──────── Available records

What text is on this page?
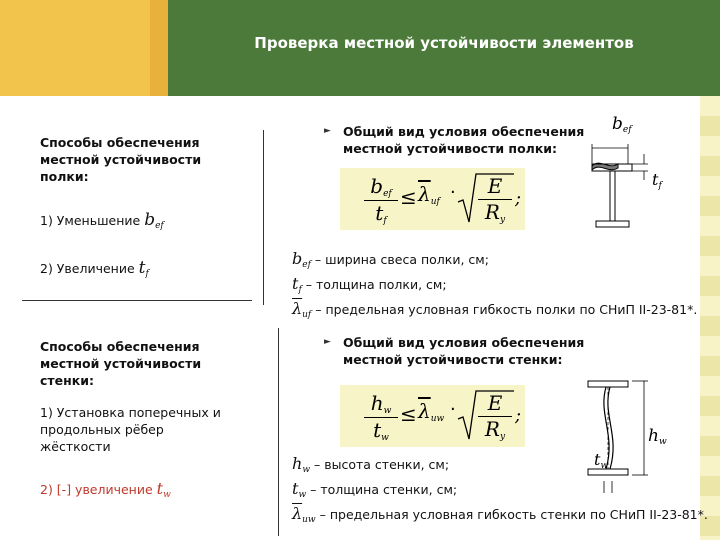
Проверка местной устойчивости элементов
Способы обеспечения
местной устойчивости
полки:
1) Уменьшение $b_{ef}$
2) Увеличение $t_f$
Способы обеспечения
местной устойчивости
стенки:
1) Установка поперечных и
продольных рёбер
жёсткости
2) [-] увеличение $t_w$
► Общий вид условия обеспечения
местной устойчивости полки:
$b_{ef}$
$t_f$
≤ $\overline{\lambda}_{uf}$ ·	E
$R_y$
;
$b_{ef}$
$t_f$
$b_{ef}$ – ширина свеса полки, см;
$t_f$ – толщина полки, см;
$\overline{\lambda}_{uf}$ – предельная условная гибкость полки по СНиП II-23-81*.
► Общий вид условия обеспечения
местной устойчивости стенки:
$h_w$
$t_w$
≤ $\overline{\lambda}_{uw}$ ·	E
$R_y$
;
$h_w$
$t_w$
$h_w$ – высота стенки, см;
$t_w$ – толщина стенки, см;
$\overline{\lambda}_{uw}$ – предельная условная гибкость стенки по СНиП II-23-81*.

────────────────

*Goal*
Exclude the images and reproduce the remaining data exactly.

*Written reply*
What text is on this page?
Проверка местной устойчивости элементов
Способы обеспечения
местной устойчивости
полки:
1) Уменьшение $b_{ef}$
2) Увеличение $t_f$
Способы обеспечения
местной устойчивости
стенки:
1) Установка поперечных и
продольных рёбер
жёсткости
2) [-] увеличение $t_w$
► Общий вид условия обеспечения
местной устойчивости полки:
$b_{ef}$
$t_f$
≤ $\overline{\lambda}_{uf}$ ·	E
$R_y$
;
$b_{ef}$
$t_f$
$b_{ef}$ – ширина свеса полки, см;
$t_f$ – толщина полки, см;
$\overline{\lambda}_{uf}$ – предельная условная гибкость полки по СНиП II-23-81*.
► Общий вид условия обеспечения
местной устойчивости стенки:
$h_w$
$t_w$
≤ $\overline{\lambda}_{uw}$ ·	E
$R_y$
;
$h_w$
$t_w$
$h_w$ – высота стенки, см;
$t_w$ – толщина стенки, см;
$\overline{\lambda}_{uw}$ – предельная условная гибкость стенки по СНиП II-23-81*.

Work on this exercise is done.